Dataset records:
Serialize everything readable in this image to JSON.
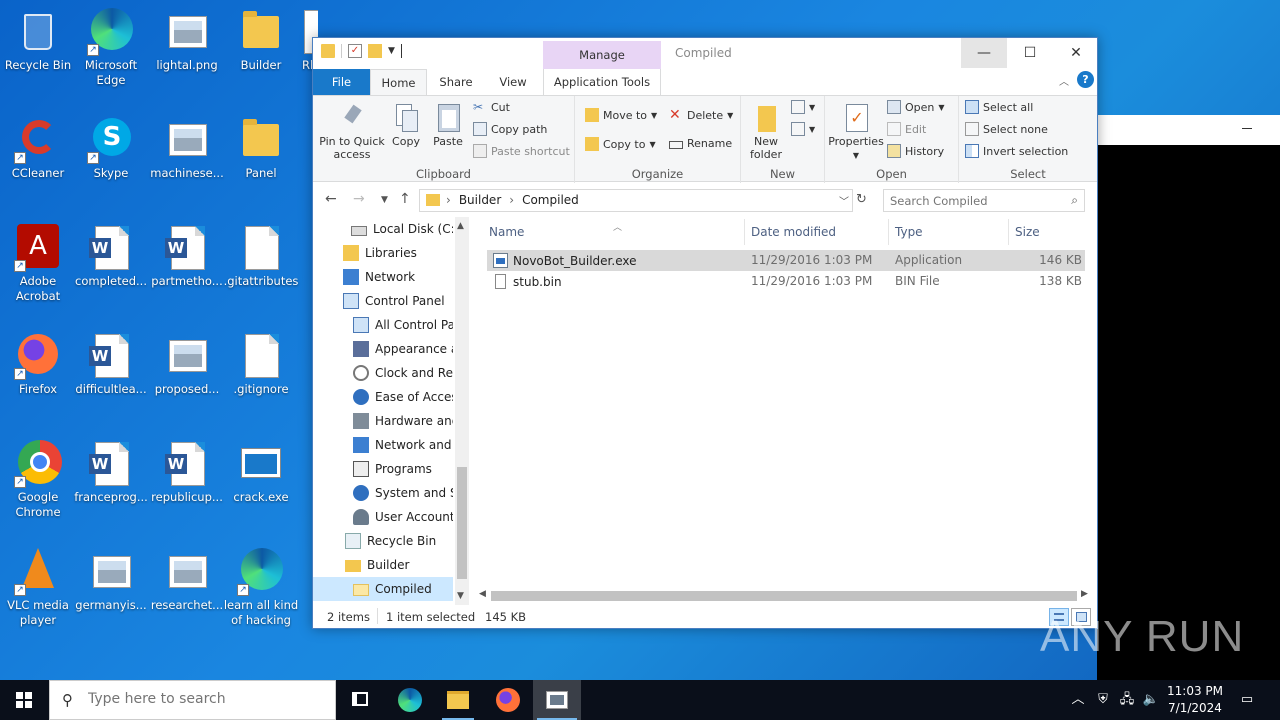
{
  "desktop": {
    "icons": [
      {
        "label": "Recycle Bin"
      },
      {
        "label": "Microsoft Edge"
      },
      {
        "label": "lightal.png"
      },
      {
        "label": "Builder"
      },
      {
        "label": "Rl"
      },
      {
        "label": "CCleaner"
      },
      {
        "label": "Skype"
      },
      {
        "label": "machinese..."
      },
      {
        "label": "Panel"
      },
      {
        "label": "Adobe Acrobat"
      },
      {
        "label": "completed..."
      },
      {
        "label": "partmetho..."
      },
      {
        "label": ".gitattributes"
      },
      {
        "label": "Firefox"
      },
      {
        "label": "difficultlea..."
      },
      {
        "label": "proposed..."
      },
      {
        "label": ".gitignore"
      },
      {
        "label": "Google Chrome"
      },
      {
        "label": "franceprog..."
      },
      {
        "label": "republicup..."
      },
      {
        "label": "crack.exe"
      },
      {
        "label": "VLC media player"
      },
      {
        "label": "germanyis..."
      },
      {
        "label": "researchet..."
      },
      {
        "label": "learn all kind of hacking"
      }
    ]
  },
  "explorer": {
    "title": "Compiled",
    "contextual_tab": "Manage",
    "tabs": {
      "file": "File",
      "home": "Home",
      "share": "Share",
      "view": "View",
      "apptools": "Application Tools"
    },
    "ribbon": {
      "clipboard": {
        "label": "Clipboard",
        "pin": "Pin to Quick access",
        "copy": "Copy",
        "paste": "Paste",
        "cut": "Cut",
        "copy_path": "Copy path",
        "paste_shortcut": "Paste shortcut"
      },
      "organize": {
        "label": "Organize",
        "move_to": "Move to",
        "copy_to": "Copy to",
        "delete": "Delete",
        "rename": "Rename"
      },
      "new": {
        "label": "New",
        "new_folder": "New folder"
      },
      "open": {
        "label": "Open",
        "properties": "Properties",
        "open": "Open",
        "edit": "Edit",
        "history": "History"
      },
      "select": {
        "label": "Select",
        "select_all": "Select all",
        "select_none": "Select none",
        "invert": "Invert selection"
      }
    },
    "address": {
      "crumbs": [
        "Builder",
        "Compiled"
      ],
      "search_placeholder": "Search Compiled"
    },
    "nav": [
      {
        "label": "Local Disk (C:)"
      },
      {
        "label": "Libraries"
      },
      {
        "label": "Network"
      },
      {
        "label": "Control Panel"
      },
      {
        "label": "All Control Par"
      },
      {
        "label": "Appearance an"
      },
      {
        "label": "Clock and Regi"
      },
      {
        "label": "Ease of Access"
      },
      {
        "label": "Hardware and"
      },
      {
        "label": "Network and Ir"
      },
      {
        "label": "Programs"
      },
      {
        "label": "System and Se"
      },
      {
        "label": "User Accounts"
      },
      {
        "label": "Recycle Bin"
      },
      {
        "label": "Builder"
      },
      {
        "label": "Compiled"
      }
    ],
    "columns": {
      "name": "Name",
      "date": "Date modified",
      "type": "Type",
      "size": "Size"
    },
    "files": [
      {
        "name": "NovoBot_Builder.exe",
        "date": "11/29/2016 1:03 PM",
        "type": "Application",
        "size": "146 KB"
      },
      {
        "name": "stub.bin",
        "date": "11/29/2016 1:03 PM",
        "type": "BIN File",
        "size": "138 KB"
      }
    ],
    "status": {
      "count": "2 items",
      "selected": "1 item selected",
      "size": "145 KB"
    }
  },
  "taskbar": {
    "search_placeholder": "Type here to search",
    "time": "11:03 PM",
    "date": "7/1/2024"
  },
  "watermark": "ANY RUN",
  "colors": {
    "accent": "#1979ca",
    "selection": "#cce8ff",
    "manage_tab": "#e8d5f5"
  }
}
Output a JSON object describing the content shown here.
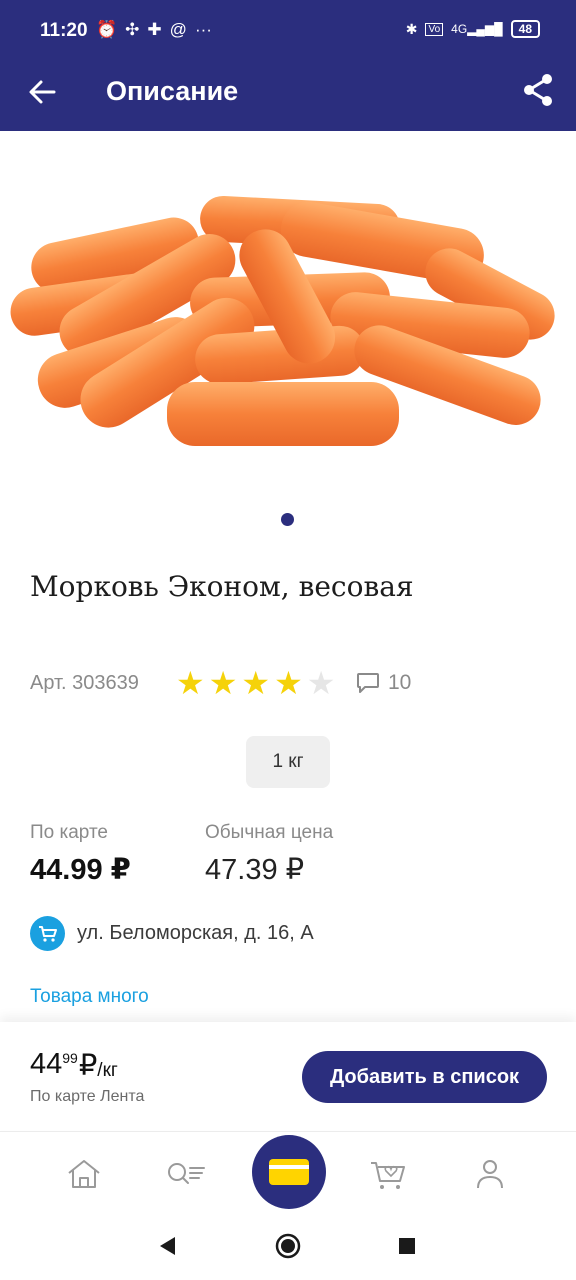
{
  "status_bar": {
    "time": "11:20",
    "left_icons": [
      "alarm-off-icon",
      "grid-icon",
      "puzzle-icon",
      "at-icon",
      "more-icon"
    ],
    "right_icons": [
      "bluetooth-icon",
      "volte-icon",
      "signal-4g-icon"
    ],
    "battery": "48"
  },
  "header": {
    "title": "Описание"
  },
  "product": {
    "name": "Морковь Эконом, весовая",
    "article": "Арт. 303639",
    "rating": 4,
    "rating_max": 5,
    "reviews_count": "10",
    "weight": "1 кг"
  },
  "prices": {
    "card_label": "По карте",
    "card_price": "44.99 ₽",
    "regular_label": "Обычная цена",
    "regular_price": "47.39 ₽"
  },
  "store": {
    "address": "ул. Беломорская, д. 16, А",
    "availability": "Товара много"
  },
  "buy_panel": {
    "price_rub": "44",
    "price_kop": "99",
    "price_currency": "₽",
    "price_unit": "/кг",
    "caption": "По карте Лента",
    "add_label": "Добавить в список"
  },
  "nav": {
    "items": [
      "home-icon",
      "catalog-search-icon",
      "loyalty-card-icon",
      "cart-icon",
      "profile-icon"
    ]
  },
  "colors": {
    "brand": "#2b2e7e",
    "accent": "#1aa0e0",
    "star": "#f5d20a",
    "star_empty": "#e6e6e6",
    "card_yellow": "#ffd400"
  }
}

To be done:
Repeat all the records above exactly, leaving out any pictures.

Full output:
Serialize everything readable in this image to JSON.
{
  "desktop": {
    "icons": [
      {
        "label": "Recycle Bin"
      },
      {
        "label": "Microsoft Edge"
      },
      {
        "label": "lightal.png"
      },
      {
        "label": "Builder"
      },
      {
        "label": "Rl"
      },
      {
        "label": "CCleaner"
      },
      {
        "label": "Skype"
      },
      {
        "label": "machinese..."
      },
      {
        "label": "Panel"
      },
      {
        "label": "Adobe Acrobat"
      },
      {
        "label": "completed..."
      },
      {
        "label": "partmetho..."
      },
      {
        "label": ".gitattributes"
      },
      {
        "label": "Firefox"
      },
      {
        "label": "difficultlea..."
      },
      {
        "label": "proposed..."
      },
      {
        "label": ".gitignore"
      },
      {
        "label": "Google Chrome"
      },
      {
        "label": "franceprog..."
      },
      {
        "label": "republicup..."
      },
      {
        "label": "crack.exe"
      },
      {
        "label": "VLC media player"
      },
      {
        "label": "germanyis..."
      },
      {
        "label": "researchet..."
      },
      {
        "label": "learn all kind of hacking"
      }
    ]
  },
  "explorer": {
    "title": "Compiled",
    "contextual_tab": "Manage",
    "tabs": {
      "file": "File",
      "home": "Home",
      "share": "Share",
      "view": "View",
      "apptools": "Application Tools"
    },
    "ribbon": {
      "clipboard": {
        "label": "Clipboard",
        "pin": "Pin to Quick access",
        "copy": "Copy",
        "paste": "Paste",
        "cut": "Cut",
        "copy_path": "Copy path",
        "paste_shortcut": "Paste shortcut"
      },
      "organize": {
        "label": "Organize",
        "move_to": "Move to",
        "copy_to": "Copy to",
        "delete": "Delete",
        "rename": "Rename"
      },
      "new": {
        "label": "New",
        "new_folder": "New folder"
      },
      "open": {
        "label": "Open",
        "properties": "Properties",
        "open": "Open",
        "edit": "Edit",
        "history": "History"
      },
      "select": {
        "label": "Select",
        "select_all": "Select all",
        "select_none": "Select none",
        "invert": "Invert selection"
      }
    },
    "address": {
      "crumbs": [
        "Builder",
        "Compiled"
      ],
      "search_placeholder": "Search Compiled"
    },
    "nav": [
      {
        "label": "Local Disk (C:)"
      },
      {
        "label": "Libraries"
      },
      {
        "label": "Network"
      },
      {
        "label": "Control Panel"
      },
      {
        "label": "All Control Par"
      },
      {
        "label": "Appearance an"
      },
      {
        "label": "Clock and Regi"
      },
      {
        "label": "Ease of Access"
      },
      {
        "label": "Hardware and"
      },
      {
        "label": "Network and Ir"
      },
      {
        "label": "Programs"
      },
      {
        "label": "System and Se"
      },
      {
        "label": "User Accounts"
      },
      {
        "label": "Recycle Bin"
      },
      {
        "label": "Builder"
      },
      {
        "label": "Compiled"
      }
    ],
    "columns": {
      "name": "Name",
      "date": "Date modified",
      "type": "Type",
      "size": "Size"
    },
    "files": [
      {
        "name": "NovoBot_Builder.exe",
        "date": "11/29/2016 1:03 PM",
        "type": "Application",
        "size": "146 KB"
      },
      {
        "name": "stub.bin",
        "date": "11/29/2016 1:03 PM",
        "type": "BIN File",
        "size": "138 KB"
      }
    ],
    "status": {
      "count": "2 items",
      "selected": "1 item selected",
      "size": "145 KB"
    }
  },
  "taskbar": {
    "search_placeholder": "Type here to search",
    "time": "11:03 PM",
    "date": "7/1/2024"
  },
  "watermark": "ANY RUN",
  "colors": {
    "accent": "#1979ca",
    "selection": "#cce8ff",
    "manage_tab": "#e8d5f5"
  }
}
Output a JSON object describing the content shown here.
{
  "status_bar": {
    "time": "11:20",
    "left_icons": [
      "alarm-off-icon",
      "grid-icon",
      "puzzle-icon",
      "at-icon",
      "more-icon"
    ],
    "right_icons": [
      "bluetooth-icon",
      "volte-icon",
      "signal-4g-icon"
    ],
    "battery": "48"
  },
  "header": {
    "title": "Описание"
  },
  "product": {
    "name": "Морковь Эконом, весовая",
    "article": "Арт. 303639",
    "rating": 4,
    "rating_max": 5,
    "reviews_count": "10",
    "weight": "1 кг"
  },
  "prices": {
    "card_label": "По карте",
    "card_price": "44.99 ₽",
    "regular_label": "Обычная цена",
    "regular_price": "47.39 ₽"
  },
  "store": {
    "address": "ул. Беломорская, д. 16, А",
    "availability": "Товара много"
  },
  "buy_panel": {
    "price_rub": "44",
    "price_kop": "99",
    "price_currency": "₽",
    "price_unit": "/кг",
    "caption": "По карте Лента",
    "add_label": "Добавить в список"
  },
  "nav": {
    "items": [
      "home-icon",
      "catalog-search-icon",
      "loyalty-card-icon",
      "cart-icon",
      "profile-icon"
    ]
  },
  "colors": {
    "brand": "#2b2e7e",
    "accent": "#1aa0e0",
    "star": "#f5d20a",
    "star_empty": "#e6e6e6",
    "card_yellow": "#ffd400"
  }
}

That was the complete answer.